▶ [DIRECTIONS] Without including the pictures, copy out every line below.

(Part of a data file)
·····
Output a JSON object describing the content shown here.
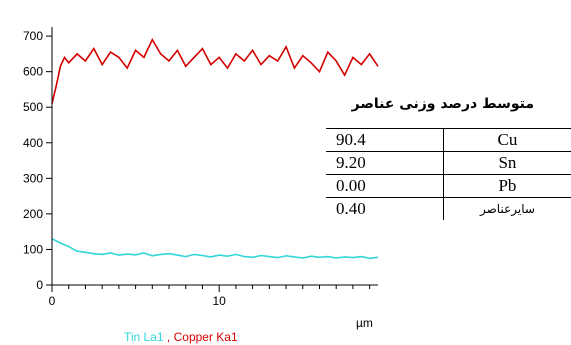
{
  "chart_data": {
    "type": "line",
    "x_axis": {
      "unit": "µm",
      "ticks": [
        0,
        10
      ],
      "xlim": [
        0,
        19.5
      ]
    },
    "y_axis": {
      "ticks": [
        0,
        100,
        200,
        300,
        400,
        500,
        600,
        700
      ],
      "ylim": [
        0,
        720
      ]
    },
    "series": [
      {
        "name": "Tin La1",
        "color": "#33d6d6",
        "x": [
          0,
          0.5,
          1,
          1.5,
          2,
          2.5,
          3,
          3.5,
          4,
          4.5,
          5,
          5.5,
          6,
          6.5,
          7,
          7.5,
          8,
          8.5,
          9,
          9.5,
          10,
          10.5,
          11,
          11.5,
          12,
          12.5,
          13,
          13.5,
          14,
          14.5,
          15,
          15.5,
          16,
          16.5,
          17,
          17.5,
          18,
          18.5,
          19,
          19.5
        ],
        "y": [
          130,
          118,
          108,
          95,
          92,
          88,
          86,
          90,
          84,
          87,
          85,
          90,
          82,
          86,
          88,
          84,
          80,
          86,
          83,
          79,
          84,
          81,
          86,
          80,
          78,
          83,
          80,
          77,
          82,
          79,
          76,
          81,
          78,
          80,
          76,
          79,
          77,
          80,
          75,
          78
        ]
      },
      {
        "name": "Copper Ka1",
        "color": "#d40000",
        "x": [
          0,
          0.25,
          0.5,
          0.75,
          1,
          1.5,
          2,
          2.5,
          3,
          3.5,
          4,
          4.5,
          5,
          5.5,
          6,
          6.5,
          7,
          7.5,
          8,
          8.5,
          9,
          9.5,
          10,
          10.5,
          11,
          11.5,
          12,
          12.5,
          13,
          13.5,
          14,
          14.5,
          15,
          15.5,
          16,
          16.5,
          17,
          17.5,
          18,
          18.5,
          19,
          19.5
        ],
        "y": [
          510,
          560,
          615,
          640,
          625,
          650,
          630,
          665,
          620,
          655,
          640,
          610,
          660,
          640,
          690,
          650,
          630,
          660,
          615,
          640,
          665,
          620,
          640,
          610,
          650,
          630,
          660,
          620,
          645,
          630,
          670,
          610,
          645,
          625,
          600,
          655,
          630,
          590,
          640,
          620,
          650,
          615
        ]
      }
    ]
  },
  "legend": {
    "tin": "Tin La1",
    "separator": " , ",
    "copper": "Copper Ka1"
  },
  "composition": {
    "title": "متوسط درصد وزنی عناصر",
    "rows": [
      {
        "value": "90.4",
        "element": "Cu"
      },
      {
        "value": "9.20",
        "element": "Sn"
      },
      {
        "value": "0.00",
        "element": "Pb"
      },
      {
        "value": "0.40",
        "element": "سایرعناصر"
      }
    ]
  }
}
·····
▶ [FINISHED ANSWER]
Output a JSON object describing the content shown here.
{
  "chart_data": {
    "type": "line",
    "x_axis": {
      "unit": "µm",
      "ticks": [
        0,
        10
      ],
      "xlim": [
        0,
        19.5
      ]
    },
    "y_axis": {
      "ticks": [
        0,
        100,
        200,
        300,
        400,
        500,
        600,
        700
      ],
      "ylim": [
        0,
        720
      ]
    },
    "series": [
      {
        "name": "Tin La1",
        "color": "#33d6d6",
        "x": [
          0,
          0.5,
          1,
          1.5,
          2,
          2.5,
          3,
          3.5,
          4,
          4.5,
          5,
          5.5,
          6,
          6.5,
          7,
          7.5,
          8,
          8.5,
          9,
          9.5,
          10,
          10.5,
          11,
          11.5,
          12,
          12.5,
          13,
          13.5,
          14,
          14.5,
          15,
          15.5,
          16,
          16.5,
          17,
          17.5,
          18,
          18.5,
          19,
          19.5
        ],
        "y": [
          130,
          118,
          108,
          95,
          92,
          88,
          86,
          90,
          84,
          87,
          85,
          90,
          82,
          86,
          88,
          84,
          80,
          86,
          83,
          79,
          84,
          81,
          86,
          80,
          78,
          83,
          80,
          77,
          82,
          79,
          76,
          81,
          78,
          80,
          76,
          79,
          77,
          80,
          75,
          78
        ]
      },
      {
        "name": "Copper Ka1",
        "color": "#d40000",
        "x": [
          0,
          0.25,
          0.5,
          0.75,
          1,
          1.5,
          2,
          2.5,
          3,
          3.5,
          4,
          4.5,
          5,
          5.5,
          6,
          6.5,
          7,
          7.5,
          8,
          8.5,
          9,
          9.5,
          10,
          10.5,
          11,
          11.5,
          12,
          12.5,
          13,
          13.5,
          14,
          14.5,
          15,
          15.5,
          16,
          16.5,
          17,
          17.5,
          18,
          18.5,
          19,
          19.5
        ],
        "y": [
          510,
          560,
          615,
          640,
          625,
          650,
          630,
          665,
          620,
          655,
          640,
          610,
          660,
          640,
          690,
          650,
          630,
          660,
          615,
          640,
          665,
          620,
          640,
          610,
          650,
          630,
          660,
          620,
          645,
          630,
          670,
          610,
          645,
          625,
          600,
          655,
          630,
          590,
          640,
          620,
          650,
          615
        ]
      }
    ]
  },
  "legend": {
    "tin": "Tin La1",
    "separator": " , ",
    "copper": "Copper Ka1"
  },
  "composition": {
    "title": "متوسط درصد وزنی عناصر",
    "rows": [
      {
        "value": "90.4",
        "element": "Cu"
      },
      {
        "value": "9.20",
        "element": "Sn"
      },
      {
        "value": "0.00",
        "element": "Pb"
      },
      {
        "value": "0.40",
        "element": "سایرعناصر"
      }
    ]
  }
}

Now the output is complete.